- **Problem to work on**
Transcribe all of the data exactly. Omit the pictures.

- **Records provided**
--

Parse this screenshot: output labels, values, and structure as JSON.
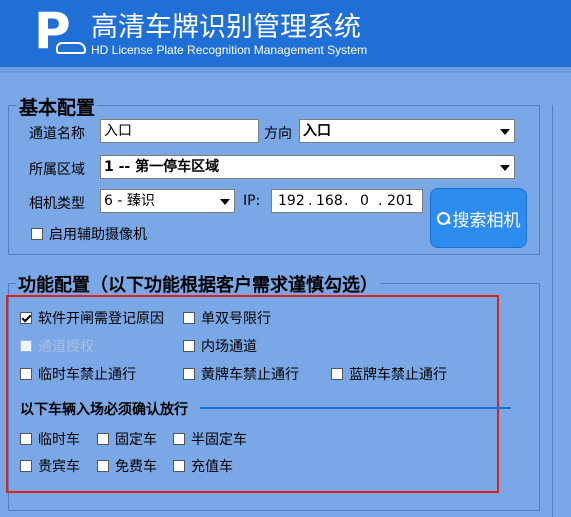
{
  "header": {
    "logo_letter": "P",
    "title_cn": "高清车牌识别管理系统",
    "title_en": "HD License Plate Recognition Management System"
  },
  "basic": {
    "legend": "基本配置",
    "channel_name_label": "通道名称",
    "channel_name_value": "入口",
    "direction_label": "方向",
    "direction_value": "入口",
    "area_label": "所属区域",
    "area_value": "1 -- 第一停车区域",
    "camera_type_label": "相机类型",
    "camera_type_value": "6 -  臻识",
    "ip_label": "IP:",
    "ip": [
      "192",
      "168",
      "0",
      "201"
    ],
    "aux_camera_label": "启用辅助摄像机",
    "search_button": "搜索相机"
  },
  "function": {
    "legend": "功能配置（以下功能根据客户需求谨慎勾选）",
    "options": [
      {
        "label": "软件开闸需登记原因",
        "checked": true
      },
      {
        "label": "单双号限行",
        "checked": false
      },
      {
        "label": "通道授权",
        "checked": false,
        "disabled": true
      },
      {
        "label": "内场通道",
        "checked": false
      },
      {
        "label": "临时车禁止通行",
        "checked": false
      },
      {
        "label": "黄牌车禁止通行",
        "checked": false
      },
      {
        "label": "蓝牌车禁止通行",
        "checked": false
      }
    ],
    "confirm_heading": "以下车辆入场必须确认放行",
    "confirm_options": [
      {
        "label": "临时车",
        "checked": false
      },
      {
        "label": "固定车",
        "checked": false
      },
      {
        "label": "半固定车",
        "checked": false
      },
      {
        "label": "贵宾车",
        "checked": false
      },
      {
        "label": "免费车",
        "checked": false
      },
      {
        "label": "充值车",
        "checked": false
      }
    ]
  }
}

--

- **Result below**
Parse this screenshot: output labels, values, and structure as JSON.
{
  "header": {
    "logo_letter": "P",
    "title_cn": "高清车牌识别管理系统",
    "title_en": "HD License Plate Recognition Management System"
  },
  "basic": {
    "legend": "基本配置",
    "channel_name_label": "通道名称",
    "channel_name_value": "入口",
    "direction_label": "方向",
    "direction_value": "入口",
    "area_label": "所属区域",
    "area_value": "1 -- 第一停车区域",
    "camera_type_label": "相机类型",
    "camera_type_value": "6 -  臻识",
    "ip_label": "IP:",
    "ip": [
      "192",
      "168",
      "0",
      "201"
    ],
    "aux_camera_label": "启用辅助摄像机",
    "search_button": "搜索相机"
  },
  "function": {
    "legend": "功能配置（以下功能根据客户需求谨慎勾选）",
    "options": [
      {
        "label": "软件开闸需登记原因",
        "checked": true
      },
      {
        "label": "单双号限行",
        "checked": false
      },
      {
        "label": "通道授权",
        "checked": false,
        "disabled": true
      },
      {
        "label": "内场通道",
        "checked": false
      },
      {
        "label": "临时车禁止通行",
        "checked": false
      },
      {
        "label": "黄牌车禁止通行",
        "checked": false
      },
      {
        "label": "蓝牌车禁止通行",
        "checked": false
      }
    ],
    "confirm_heading": "以下车辆入场必须确认放行",
    "confirm_options": [
      {
        "label": "临时车",
        "checked": false
      },
      {
        "label": "固定车",
        "checked": false
      },
      {
        "label": "半固定车",
        "checked": false
      },
      {
        "label": "贵宾车",
        "checked": false
      },
      {
        "label": "免费车",
        "checked": false
      },
      {
        "label": "充值车",
        "checked": false
      }
    ]
  }
}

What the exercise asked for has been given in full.